--- BEGIN ---
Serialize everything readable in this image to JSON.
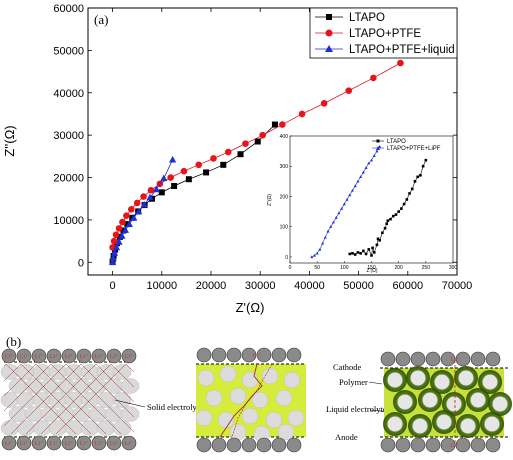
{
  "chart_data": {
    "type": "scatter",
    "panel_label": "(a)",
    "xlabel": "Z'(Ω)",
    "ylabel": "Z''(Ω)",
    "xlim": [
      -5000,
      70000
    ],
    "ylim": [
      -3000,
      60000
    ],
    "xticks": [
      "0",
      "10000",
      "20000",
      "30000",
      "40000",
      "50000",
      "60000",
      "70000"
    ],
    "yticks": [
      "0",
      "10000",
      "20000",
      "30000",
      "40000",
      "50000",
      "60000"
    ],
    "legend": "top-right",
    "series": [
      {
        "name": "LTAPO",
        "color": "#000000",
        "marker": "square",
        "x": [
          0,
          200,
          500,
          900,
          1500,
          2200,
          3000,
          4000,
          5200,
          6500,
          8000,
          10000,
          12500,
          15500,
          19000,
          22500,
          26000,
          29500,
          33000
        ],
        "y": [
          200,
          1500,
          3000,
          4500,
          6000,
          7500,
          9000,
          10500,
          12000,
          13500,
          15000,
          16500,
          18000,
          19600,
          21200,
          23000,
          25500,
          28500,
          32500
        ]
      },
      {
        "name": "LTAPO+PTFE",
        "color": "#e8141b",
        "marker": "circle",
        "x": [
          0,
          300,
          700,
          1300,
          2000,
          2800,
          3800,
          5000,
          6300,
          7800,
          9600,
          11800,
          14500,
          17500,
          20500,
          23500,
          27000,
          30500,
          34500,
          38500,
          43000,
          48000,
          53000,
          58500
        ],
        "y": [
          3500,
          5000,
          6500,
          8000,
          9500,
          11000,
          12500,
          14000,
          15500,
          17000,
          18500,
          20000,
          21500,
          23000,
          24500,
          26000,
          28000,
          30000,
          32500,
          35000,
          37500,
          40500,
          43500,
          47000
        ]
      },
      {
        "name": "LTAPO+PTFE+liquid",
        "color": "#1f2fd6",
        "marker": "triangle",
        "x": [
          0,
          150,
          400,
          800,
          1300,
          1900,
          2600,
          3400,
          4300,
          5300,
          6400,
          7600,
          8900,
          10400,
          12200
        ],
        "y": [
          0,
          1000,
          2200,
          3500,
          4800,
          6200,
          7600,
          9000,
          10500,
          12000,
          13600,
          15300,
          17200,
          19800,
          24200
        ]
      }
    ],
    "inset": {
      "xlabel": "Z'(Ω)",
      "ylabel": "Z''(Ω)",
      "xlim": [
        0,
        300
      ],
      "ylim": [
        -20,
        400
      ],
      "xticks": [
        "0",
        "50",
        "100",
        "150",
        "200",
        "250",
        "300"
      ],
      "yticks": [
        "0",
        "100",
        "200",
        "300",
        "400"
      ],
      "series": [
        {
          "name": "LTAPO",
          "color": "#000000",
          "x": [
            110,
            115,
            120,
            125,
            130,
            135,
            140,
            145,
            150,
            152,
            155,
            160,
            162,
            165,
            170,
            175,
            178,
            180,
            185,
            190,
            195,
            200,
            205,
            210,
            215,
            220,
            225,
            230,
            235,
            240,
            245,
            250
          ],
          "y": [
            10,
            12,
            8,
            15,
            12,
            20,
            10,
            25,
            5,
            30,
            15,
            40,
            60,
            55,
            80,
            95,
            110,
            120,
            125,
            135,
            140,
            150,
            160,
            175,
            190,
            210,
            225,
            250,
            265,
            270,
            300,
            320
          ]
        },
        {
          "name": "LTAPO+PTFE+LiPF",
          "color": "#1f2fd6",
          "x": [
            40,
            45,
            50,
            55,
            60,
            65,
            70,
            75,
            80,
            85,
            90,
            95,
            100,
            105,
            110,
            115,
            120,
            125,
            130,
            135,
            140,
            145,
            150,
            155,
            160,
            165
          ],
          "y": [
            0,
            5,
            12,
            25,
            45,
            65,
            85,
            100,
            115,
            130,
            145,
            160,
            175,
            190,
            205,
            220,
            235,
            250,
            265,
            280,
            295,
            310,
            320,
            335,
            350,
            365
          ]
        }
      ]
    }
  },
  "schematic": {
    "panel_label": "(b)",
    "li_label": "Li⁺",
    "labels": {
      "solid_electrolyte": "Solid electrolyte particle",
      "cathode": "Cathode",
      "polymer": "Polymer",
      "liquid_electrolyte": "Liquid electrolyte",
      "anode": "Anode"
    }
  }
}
--- END ---
--- BEGIN ---
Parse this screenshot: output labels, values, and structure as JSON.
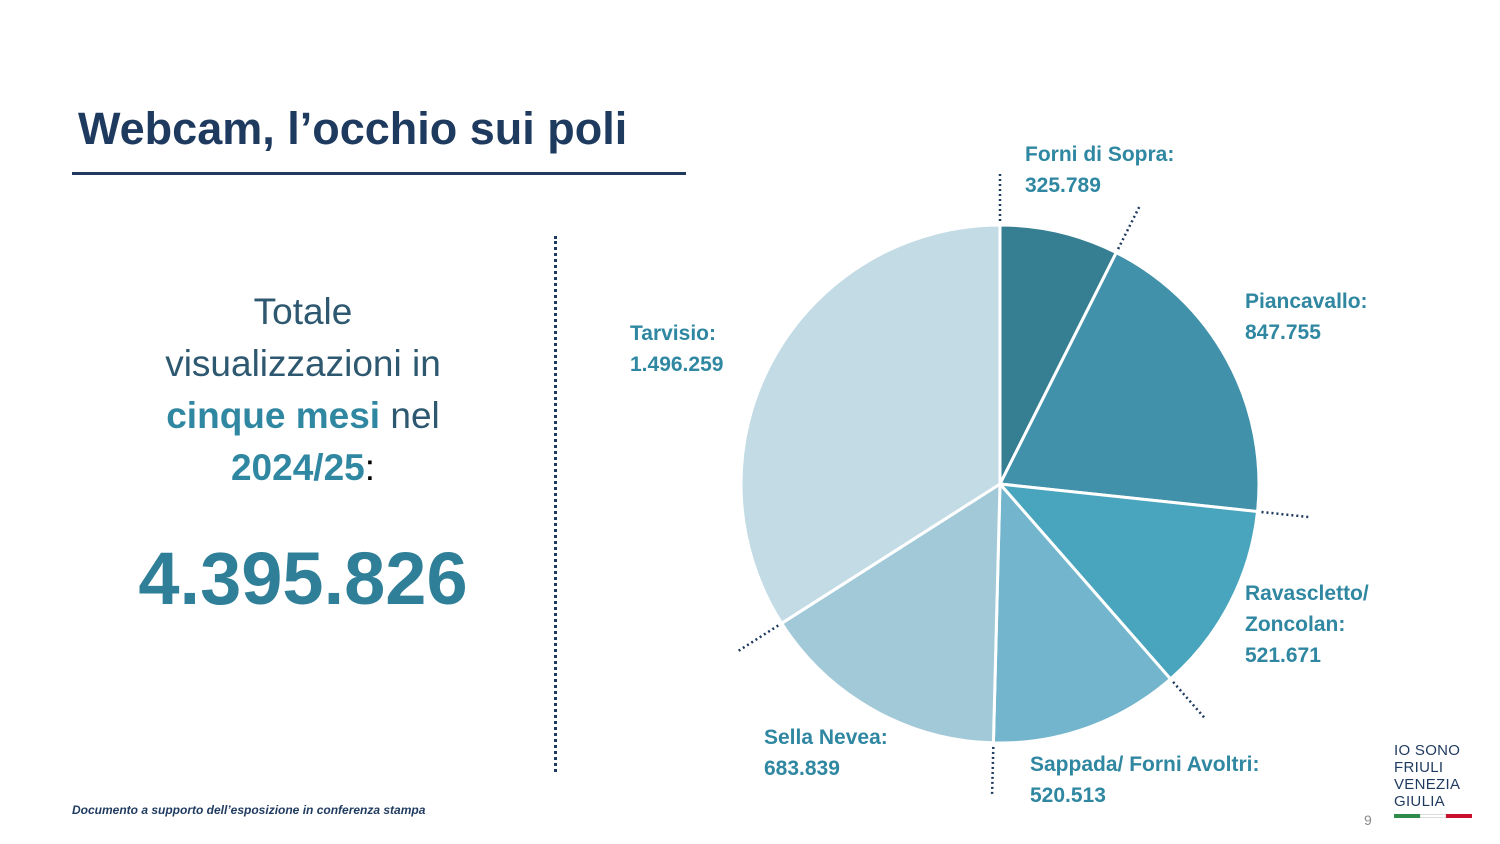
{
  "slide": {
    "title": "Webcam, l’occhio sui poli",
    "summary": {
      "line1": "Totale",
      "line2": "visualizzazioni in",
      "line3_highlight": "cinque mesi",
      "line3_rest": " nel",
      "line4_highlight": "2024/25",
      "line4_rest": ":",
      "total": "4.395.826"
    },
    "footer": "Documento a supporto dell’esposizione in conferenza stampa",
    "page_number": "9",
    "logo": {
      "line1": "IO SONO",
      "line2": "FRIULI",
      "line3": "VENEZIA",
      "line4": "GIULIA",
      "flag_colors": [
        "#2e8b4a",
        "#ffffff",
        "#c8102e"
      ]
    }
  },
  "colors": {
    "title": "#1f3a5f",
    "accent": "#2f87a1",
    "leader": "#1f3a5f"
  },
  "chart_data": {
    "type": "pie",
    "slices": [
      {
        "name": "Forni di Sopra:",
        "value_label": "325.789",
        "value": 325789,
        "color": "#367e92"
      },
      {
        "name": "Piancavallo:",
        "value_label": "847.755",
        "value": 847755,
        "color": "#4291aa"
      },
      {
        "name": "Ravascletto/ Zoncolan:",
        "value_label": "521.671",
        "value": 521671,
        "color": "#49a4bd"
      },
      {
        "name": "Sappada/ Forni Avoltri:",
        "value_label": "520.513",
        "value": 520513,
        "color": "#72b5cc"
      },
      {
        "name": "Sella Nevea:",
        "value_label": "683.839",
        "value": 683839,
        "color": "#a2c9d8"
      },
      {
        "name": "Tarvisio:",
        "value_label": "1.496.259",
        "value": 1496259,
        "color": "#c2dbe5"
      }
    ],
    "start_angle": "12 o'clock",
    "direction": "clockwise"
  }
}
--- END ---
- _What the task asks_: Copy and report every line where the word "this" is present.

- _Finished task_:
Serialize everything readable in this image to JSON.
Parse this screenshot: output labels, values, and structure as JSON.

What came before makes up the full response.